**Data extract**
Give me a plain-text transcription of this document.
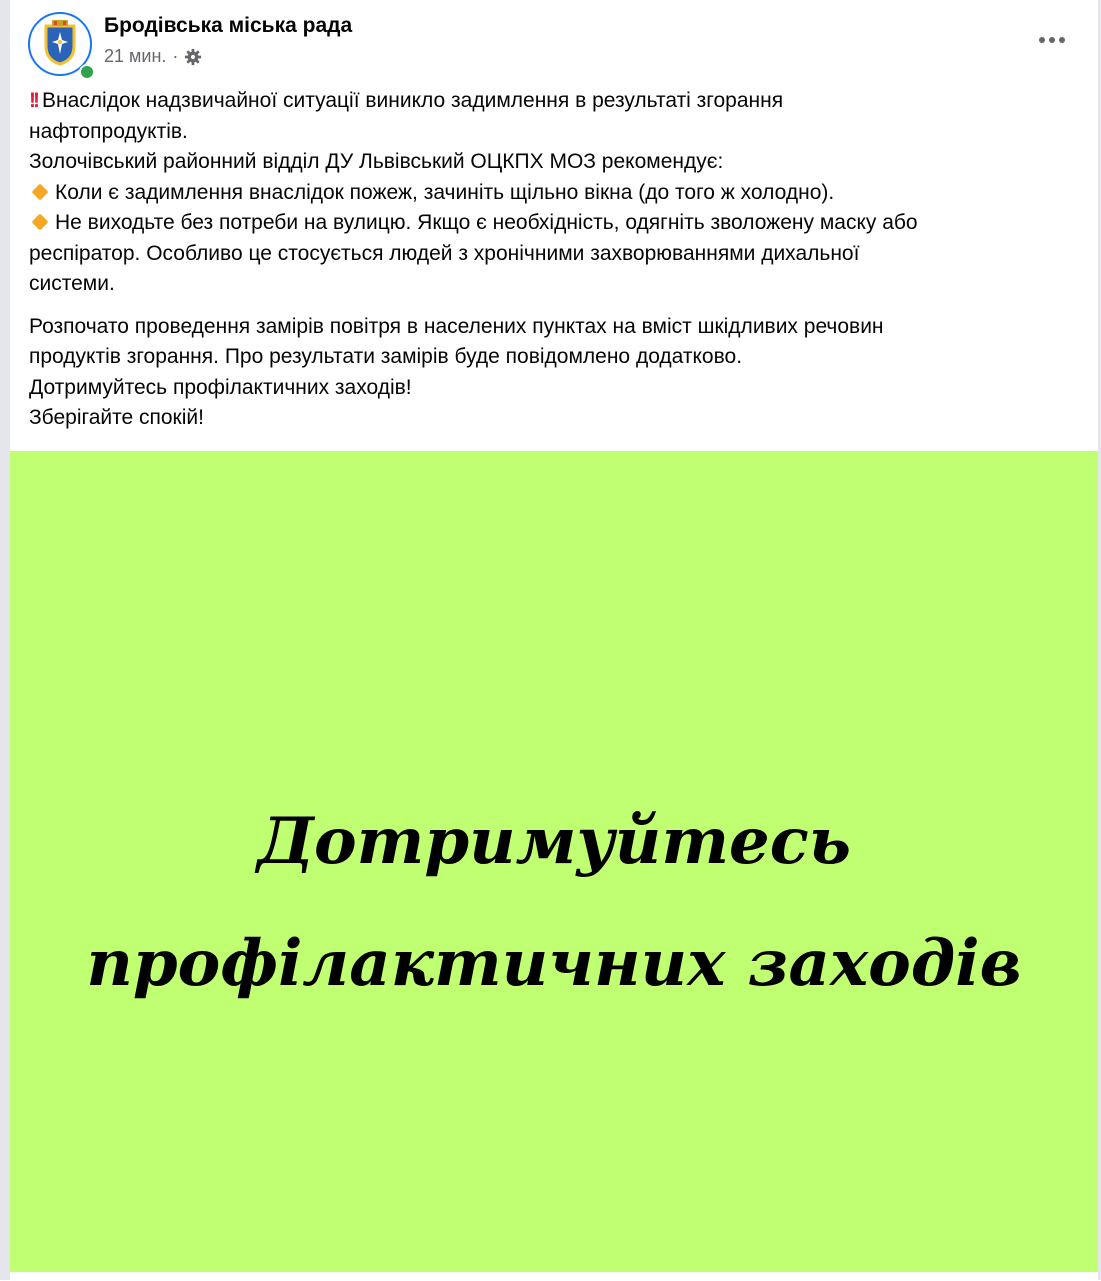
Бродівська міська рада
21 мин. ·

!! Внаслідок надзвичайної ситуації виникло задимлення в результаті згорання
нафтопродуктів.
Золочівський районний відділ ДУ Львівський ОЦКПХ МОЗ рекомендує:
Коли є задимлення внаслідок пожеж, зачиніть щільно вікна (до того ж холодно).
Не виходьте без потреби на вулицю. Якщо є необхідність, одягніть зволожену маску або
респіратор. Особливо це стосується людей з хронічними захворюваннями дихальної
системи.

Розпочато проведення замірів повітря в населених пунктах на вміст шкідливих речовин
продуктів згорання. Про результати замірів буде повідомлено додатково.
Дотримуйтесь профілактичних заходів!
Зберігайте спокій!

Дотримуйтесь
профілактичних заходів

**Work to do**
Reproduce all entries without any change, and omit the pictures.

**Exercise result**
Give me a plain-text transcription of this document.
Бродівська міська рада
21 мин. ·

!! Внаслідок надзвичайної ситуації виникло задимлення в результаті згорання
нафтопродуктів.
Золочівський районний відділ ДУ Львівський ОЦКПХ МОЗ рекомендує:
Коли є задимлення внаслідок пожеж, зачиніть щільно вікна (до того ж холодно).
Не виходьте без потреби на вулицю. Якщо є необхідність, одягніть зволожену маску або
респіратор. Особливо це стосується людей з хронічними захворюваннями дихальної
системи.

Розпочато проведення замірів повітря в населених пунктах на вміст шкідливих речовин
продуктів згорання. Про результати замірів буде повідомлено додатково.
Дотримуйтесь профілактичних заходів!
Зберігайте спокій!

Дотримуйтесь
профілактичних заходів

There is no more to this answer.